■ What to work on
Your copy of the material below should match it exactly, except that it holds no pictures.

■ Source records

>> BEGIN

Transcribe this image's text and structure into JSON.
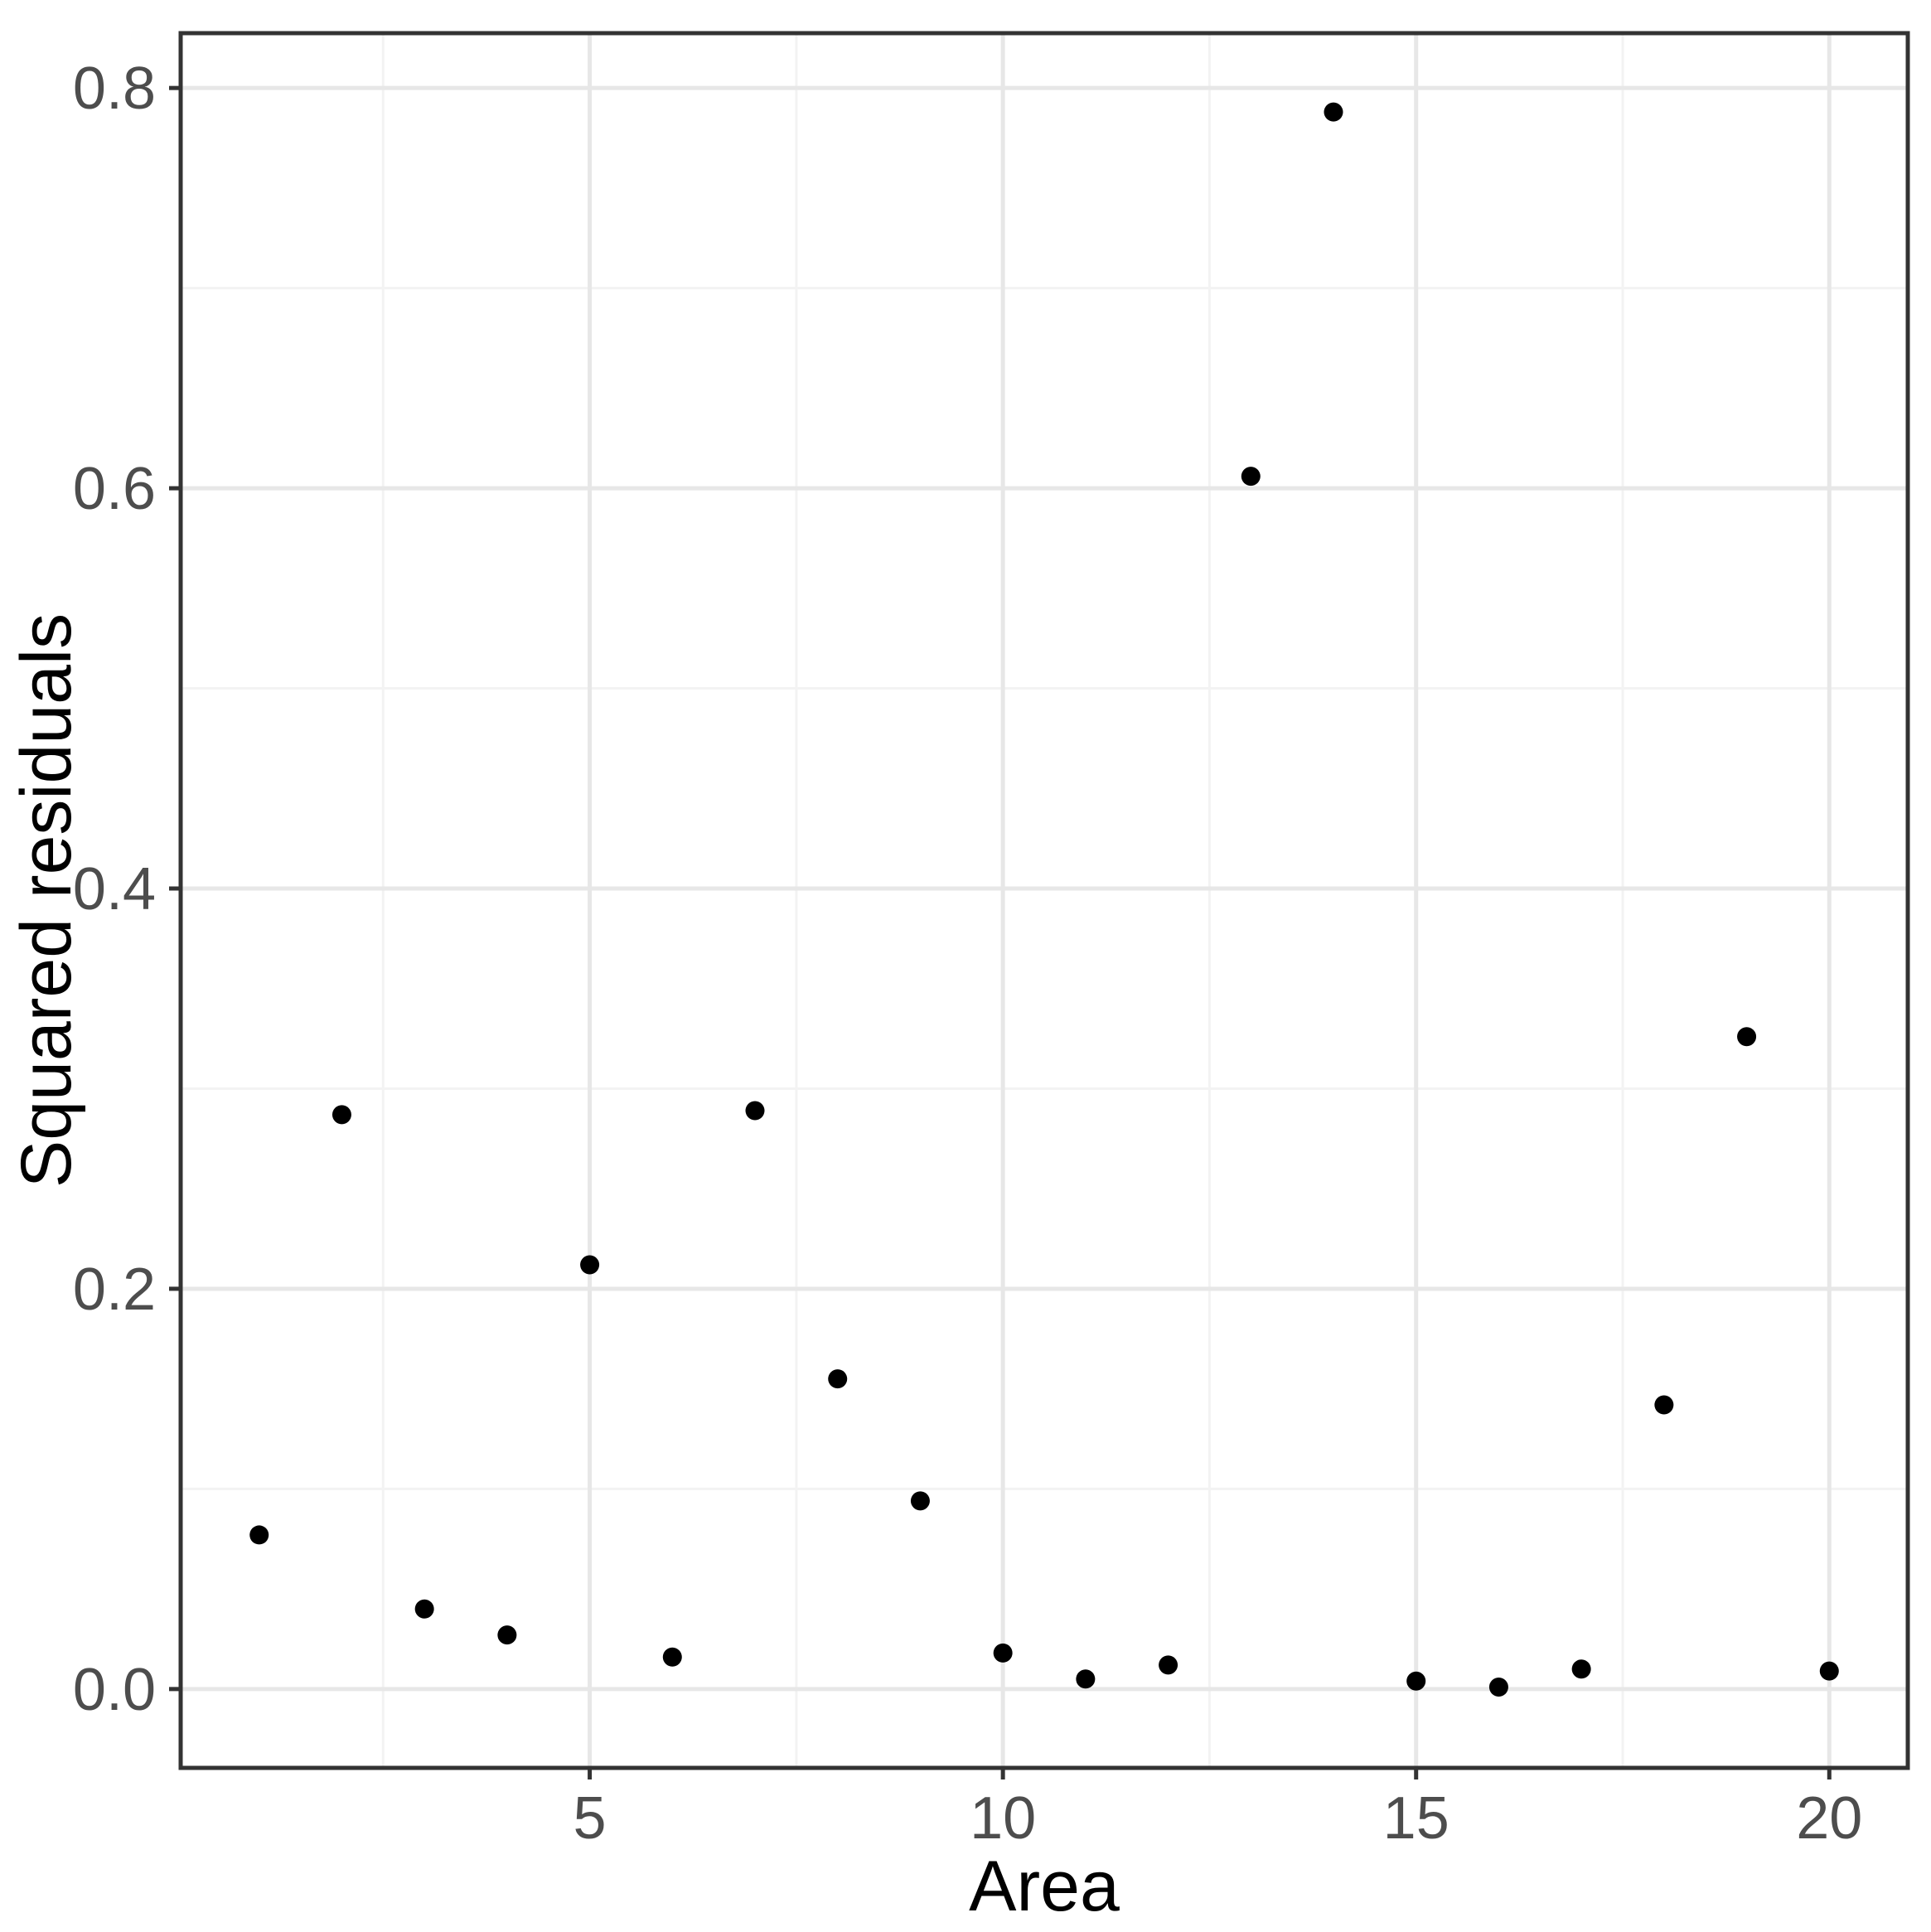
{
  "figure": {
    "background": "#ffffff"
  },
  "chart_data": {
    "type": "scatter",
    "title": "",
    "xlabel": "Area",
    "ylabel": "Squared residuals",
    "x": [
      1,
      2,
      3,
      4,
      5,
      6,
      7,
      8,
      9,
      10,
      11,
      12,
      13,
      14,
      15,
      16,
      17,
      18,
      19,
      20
    ],
    "y": [
      0.077,
      0.287,
      0.04,
      0.027,
      0.212,
      0.016,
      0.289,
      0.155,
      0.094,
      0.018,
      0.005,
      0.012,
      0.606,
      0.788,
      0.004,
      0.001,
      0.01,
      0.142,
      0.326,
      0.009
    ],
    "xlim": [
      0.05,
      20.95
    ],
    "ylim": [
      -0.0394,
      0.8274
    ],
    "x_major_ticks": [
      5,
      10,
      15,
      20
    ],
    "x_tick_labels": [
      "5",
      "10",
      "15",
      "20"
    ],
    "x_minor_ticks": [
      2.5,
      7.5,
      12.5,
      17.5
    ],
    "y_major_ticks": [
      0.0,
      0.2,
      0.4,
      0.6,
      0.8
    ],
    "y_tick_labels": [
      "0.0",
      "0.2",
      "0.4",
      "0.6",
      "0.8"
    ],
    "y_minor_ticks": [
      0.1,
      0.3,
      0.5,
      0.7
    ],
    "grid": true,
    "legend": "none",
    "point_color": "#000000",
    "point_radius": 11.5,
    "style": {
      "panel_background": "#ffffff",
      "panel_border": "#333333",
      "grid_major": "#e7e7e7",
      "grid_minor": "#f3f3f3",
      "tick_color": "#333333",
      "tick_label_color": "#4d4d4d",
      "title_color": "#000000"
    }
  }
}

>> END

■ Correct output
Transcribe this image's text and structure into JSON.
{
  "figure": {
    "background": "#ffffff"
  },
  "chart_data": {
    "type": "scatter",
    "title": "",
    "xlabel": "Area",
    "ylabel": "Squared residuals",
    "x": [
      1,
      2,
      3,
      4,
      5,
      6,
      7,
      8,
      9,
      10,
      11,
      12,
      13,
      14,
      15,
      16,
      17,
      18,
      19,
      20
    ],
    "y": [
      0.077,
      0.287,
      0.04,
      0.027,
      0.212,
      0.016,
      0.289,
      0.155,
      0.094,
      0.018,
      0.005,
      0.012,
      0.606,
      0.788,
      0.004,
      0.001,
      0.01,
      0.142,
      0.326,
      0.009
    ],
    "xlim": [
      0.05,
      20.95
    ],
    "ylim": [
      -0.0394,
      0.8274
    ],
    "x_major_ticks": [
      5,
      10,
      15,
      20
    ],
    "x_tick_labels": [
      "5",
      "10",
      "15",
      "20"
    ],
    "x_minor_ticks": [
      2.5,
      7.5,
      12.5,
      17.5
    ],
    "y_major_ticks": [
      0.0,
      0.2,
      0.4,
      0.6,
      0.8
    ],
    "y_tick_labels": [
      "0.0",
      "0.2",
      "0.4",
      "0.6",
      "0.8"
    ],
    "y_minor_ticks": [
      0.1,
      0.3,
      0.5,
      0.7
    ],
    "grid": true,
    "legend": "none",
    "point_color": "#000000",
    "point_radius": 11.5,
    "style": {
      "panel_background": "#ffffff",
      "panel_border": "#333333",
      "grid_major": "#e7e7e7",
      "grid_minor": "#f3f3f3",
      "tick_color": "#333333",
      "tick_label_color": "#4d4d4d",
      "title_color": "#000000"
    }
  }
}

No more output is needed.